In the fixing device according to the present exemplary embodiment, the sliding member according to the present exemplary embodiment is applied as a sliding member.

The image forming apparatus according to the present exemplary embodiment includes:

    • an image holder,
    • a latent image forming device that forms a latent image on a surface of the image holder,
    • a development device that develops the latent image into a toner image using a developer,
    • a transfer device that transfers the toner image developed in a recording medium, and
    • a fixing device that fixes the toner image on the recording medium.

In the image forming apparatus according to the present exemplary embodiment, the fixing device according to the present exemplary embodiment is applied as a fixing device.

In the fixing device and the image forming apparatus according to the present exemplary embodiment, in a case where the sliding member according to the present exemplary embodiment is applied as a sliding member, for example, an image having a reduced gloss unevenness can be obtained while an increase in rotational torque of the second rotating body of the fixing device is suppressed.

In particular, in the fixing device and the image forming apparatus according to the present exemplary embodiment, from the viewpoint of suppressing an increase in rotational torque of the second rotating body and reducing the gloss unevenness, the inner peripheral surface of the second rotating body is preferably configured to include, for example, a resin having at least one group selected from the group consisting of an amide group, an imide group, a ketone group, and a sulfide group.

== GIVEN DATA ==

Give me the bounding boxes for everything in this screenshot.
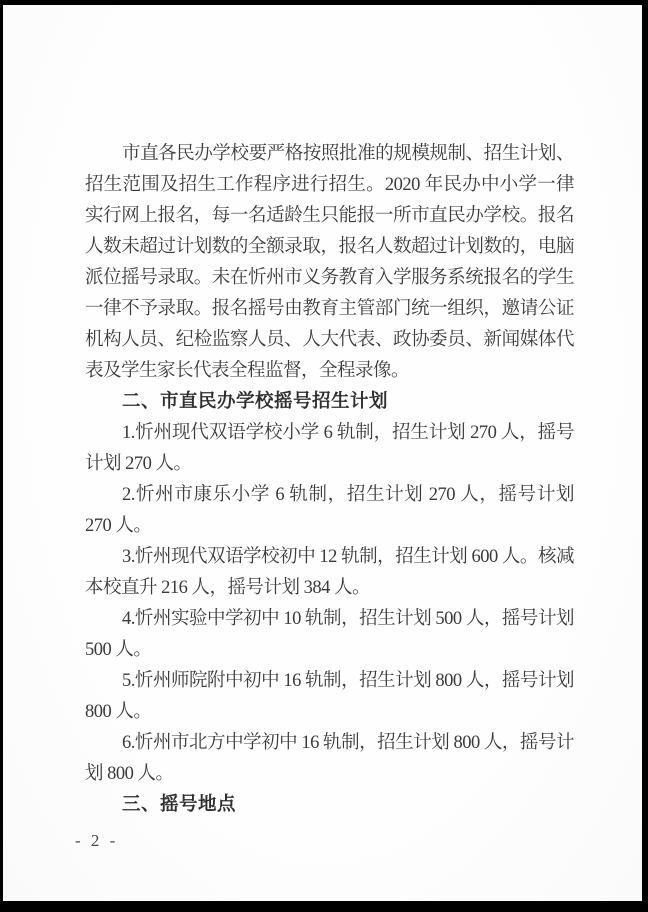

== WORK TO COMPLETE ==
1 > Based on the passage on the fixing device:
(a) What does the development device develop the latent image into?
(b) What does the fixing device do with the toner image?
(c) Which groups are listed for the resin on the inner peripheral surface of the second rotating body?
2 > Can you retype the passage on the fixing device from "In the fixing device according" to "the recording medium."?
None of the material matters here.

== IN RESPONSE ==
1 >
(a) A toner image, using a developer.
(b) It fixes the toner image on the recording medium.
(c) An amide group, an imide group, a ketone group, and a sulfide group.

2 >
In the fixing device according to the present exemplary embodiment, the sliding member according to the present exemplary embodiment is applied as a sliding member.

The image forming apparatus according to the present exemplary embodiment includes:

    • an image holder,
    • a latent image forming device that forms a latent image on a surface of the image holder,
    • a development device that develops the latent image into a toner image using a developer,
    • a transfer device that transfers the toner image developed in a recording medium, and
    • a fixing device that fixes the toner image on the recording medium.